## AIM
Below are the entries; count the lines in them that contain the word "παρούσας" and give only the number.
-- Start MATERIAL PROVIDED --
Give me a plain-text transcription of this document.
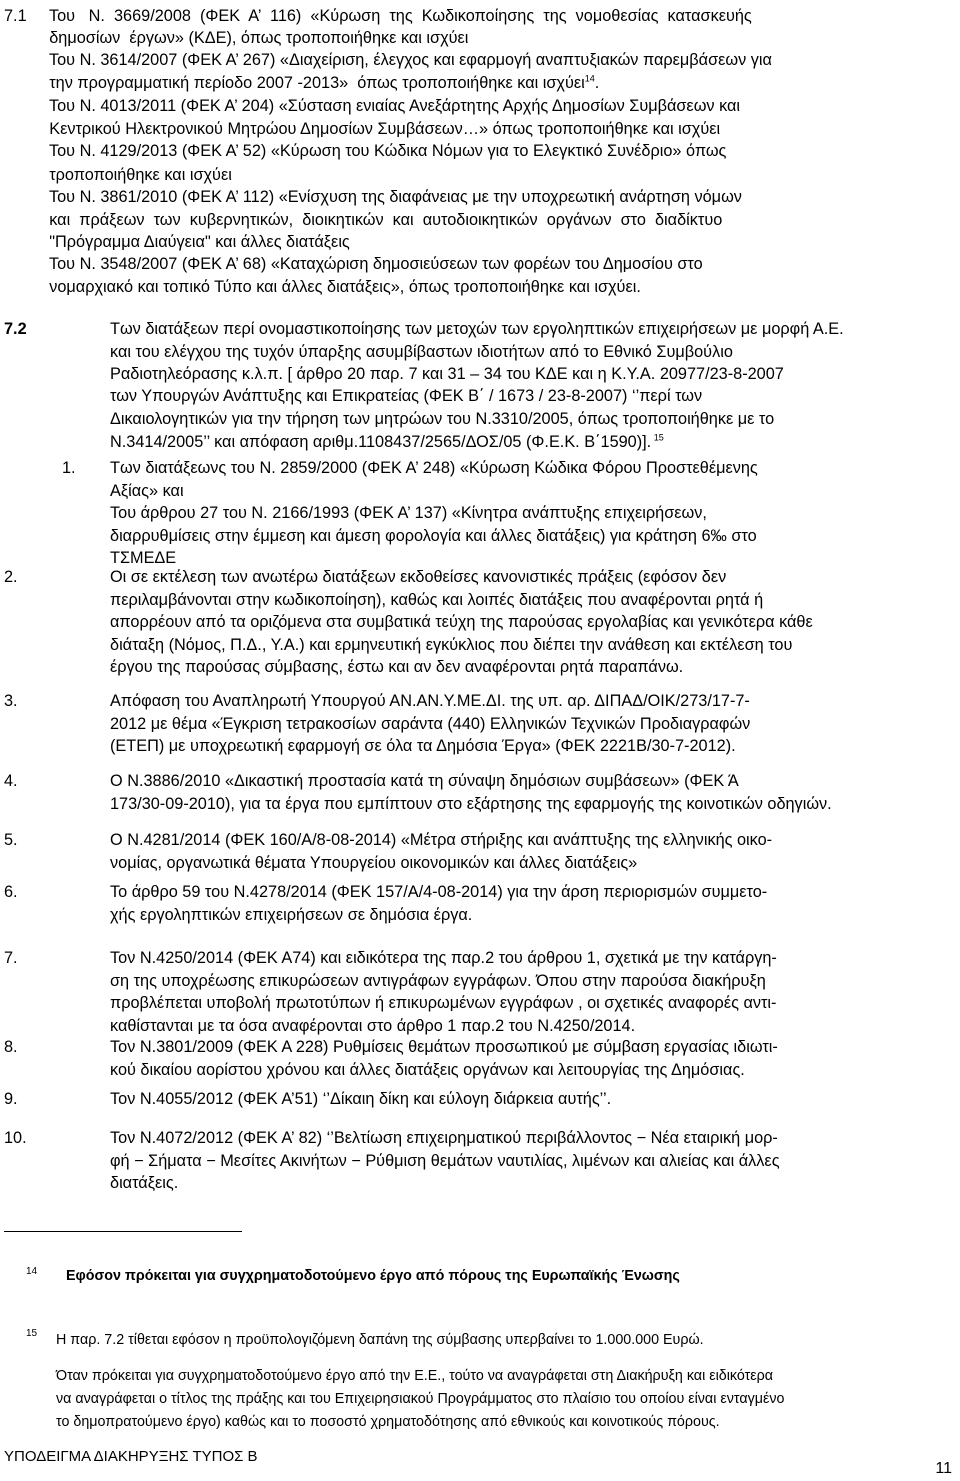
7.1     Του   Ν.  3669/2008  (ΦΕΚ  Α’  116)  «Κύρωση  της  Κωδικοποίησης  της  νομοθεσίας  κατασκευής
δημοσίων  έργων» (ΚΔΕ), όπως τροποποιήθηκε και ισχύει
Του Ν. 3614/2007 (ΦΕΚ Α’ 267) «Διαχείριση, έλεγχος και εφαρμογή αναπτυξιακών παρεμβάσεων για
την προγραμματική περίοδο 2007 -2013»  όπως τροποποιήθηκε και ισχύει$^{14}$.
Του Ν. 4013/2011 (ΦΕΚ Α’ 204) «Σύσταση ενιαίας Ανεξάρτητης Αρχής Δημοσίων Συμβάσεων και
Κεντρικού Ηλεκτρονικού Μητρώου Δημοσίων Συμβάσεων…» όπως τροποποιήθηκε και ισχύει
Του Ν. 4129/2013 (ΦΕΚ Α’ 52) «Κύρωση του Κώδικα Νόμων για το Ελεγκτικό Συνέδριο» όπως
τροποποιήθηκε και ισχύει
Του Ν. 3861/2010 (ΦΕΚ Α’ 112) «Ενίσχυση της διαφάνειας με την υποχρεωτική ανάρτηση νόμων
και  πράξεων  των  κυβερνητικών,  διοικητικών  και  αυτοδιοικητικών  οργάνων  στο  διαδίκτυο
"Πρόγραμμα Διαύγεια" και άλλες διατάξεις
Του Ν. 3548/2007 (ΦΕΚ Α’ 68) «Καταχώριση δημοσιεύσεων των φορέων του Δημοσίου στο
νομαρχιακό και τοπικό Τύπο και άλλες διατάξεις», όπως τροποποιήθηκε και ισχύει.
7.2	Των διατάξεων περί ονομαστικοποίησης των μετοχών των εργοληπτικών επιχειρήσεων με μορφή Α.Ε.
και του ελέγχου της τυχόν ύπαρξης ασυμβίβαστων ιδιοτήτων από το Εθνικό Συμβούλιο
Ραδιοτηλεόρασης κ.λ.π. [ άρθρο 20 παρ. 7 και 31 – 34 του ΚΔΕ και η Κ.Υ.Α. 20977/23-8-2007
των Υπουργών Ανάπτυξης και Επικρατείας (ΦΕΚ Β΄ / 1673 / 23-8-2007) ‘’περί των
Δικαιολογητικών για την τήρηση των μητρώων του Ν.3310/2005, όπως τροποποιήθηκε με το
Ν.3414/2005’’ και απόφαση αριθμ.1108437/2565/ΔΟΣ/05 (Φ.Ε.Κ. Β΄1590)]. $^{15}$
1. Των διατάξεωνς του Ν. 2859/2000 (ΦΕΚ Α’ 248) «Κύρωση Κώδικα Φόρου Προστεθέμενης
Αξίας» και
Του άρθρου 27 του Ν. 2166/1993 (ΦΕΚ Α’ 137) «Κίνητρα ανάπτυξης επιχειρήσεων,
διαρρυθμίσεις στην έμμεση και άμεση φορολογία και άλλες διατάξεις) για κράτηση 6‰ στο
ΤΣΜΕΔΕ
2.	Οι σε εκτέλεση των ανωτέρω διατάξεων εκδοθείσες κανονιστικές πράξεις (εφόσον δεν
περιλαμβάνονται στην κωδικοποίηση), καθώς και λοιπές διατάξεις που αναφέρονται ρητά ή
απορρέουν από τα οριζόμενα στα συμβατικά τεύχη της παρούσας εργολαβίας και γενικότερα κάθε
διάταξη (Νόμος, Π.Δ., Υ.Α.) και ερμηνευτική εγκύκλιος που διέπει την ανάθεση και εκτέλεση του
έργου της παρούσας σύμβασης, έστω και αν δεν αναφέρονται ρητά παραπάνω.
3.	Απόφαση του Αναπληρωτή Υπουργού ΑΝ.ΑΝ.Υ.ΜΕ.ΔΙ. της υπ. αρ. ΔΙΠΑΔ/ΟΙΚ/273/17-7-
2012 με θέμα «Έγκριση τετρακοσίων σαράντα (440) Ελληνικών Τεχνικών Προδιαγραφών
(ΕΤΕΠ) με υποχρεωτική εφαρμογή σε όλα τα Δημόσια Έργα» (ΦΕΚ 2221Β/30-7-2012).
4.	Ο Ν.3886/2010 «Δικαστική προστασία κατά τη σύναψη δημόσιων συμβάσεων» (ΦΕΚ Ά
173/30-09-2010), για τα έργα που εμπίπτουν στο εξάρτησης της εφαρμογής της κοινοτικών οδηγιών.
5.	Ο Ν.4281/2014 (ΦΕΚ 160/Α/8-08-2014) «Μέτρα στήριξης και ανάπτυξης της ελληνικής οικο-
νομίας, οργανωτικά θέματα Υπουργείου οικονομικών και άλλες διατάξεις»
6.	Το άρθρο 59 του Ν.4278/2014 (ΦΕΚ 157/Α/4-08-2014) για την άρση περιορισμών συμμετο-
χής εργοληπτικών επιχειρήσεων σε δημόσια έργα.
7.	Τον Ν.4250/2014 (ΦΕΚ Α74) και ειδικότερα της παρ.2 του άρθρου 1, σχετικά με την κατάργη-
ση της υποχρέωσης επικυρώσεων αντιγράφων εγγράφων. Όπου στην παρούσα διακήρυξη
προβλέπεται υποβολή πρωτοτύπων ή επικυρωμένων εγγράφων , οι σχετικές αναφορές αντι-
καθίστανται με τα όσα αναφέρονται στο άρθρο 1 παρ.2 του Ν.4250/2014.
8.	Τον Ν.3801/2009 (ΦΕΚ Α 228) Ρυθμίσεις θεμάτων προσωπικού με σύμβαση εργασίας ιδιωτι-
κού δικαίου αορίστου χρόνου και άλλες διατάξεις οργάνων και λειτουργίας της Δημόσιας.
9.	Τον Ν.4055/2012 (ΦΕΚ Α’51) ‘’Δίκαιη δίκη και εύλογη διάρκεια αυτής’’.
10.	Τον Ν.4072/2012 (ΦΕΚ Α’ 82) ‘’Βελτίωση επιχειρηματικού περιβάλλοντος − Νέα εταιρική μορ-
φή − Σήματα − Μεσίτες Ακινήτων − Ρύθμιση θεμάτων ναυτιλίας, λιμένων και αλιείας και άλλες
διατάξεις.
14 Εφόσον πρόκειται για συγχρηματοδοτούμενο έργο από πόρους της Ευρωπαϊκής Ένωσης
15 Η παρ. 7.2 τίθεται εφόσον η προϋπολογιζόμενη δαπάνη της σύμβασης υπερβαίνει το 1.000.000 Ευρώ.
Όταν πρόκειται για συγχρηματοδοτούμενο έργο από την Ε.Ε., τούτο να αναγράφεται στη Διακήρυξη και ειδικότερα
να αναγράφεται ο τίτλος της πράξης και του Επιχειρησιακού Προγράμματος στο πλαίσιο του οποίου είναι ενταγμένο
το δημοπρατούμενο έργο) καθώς και το ποσοστό χρηματοδότησης από εθνικούς και κοινοτικούς πόρους.
ΥΠΟΔΕΙΓΜΑ ΔΙΑΚΗΡΥΞΗΣ ΤΥΠΟΣ Β
11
-- End MATERIAL PROVIDED --
## WRITTEN SOLUTION
2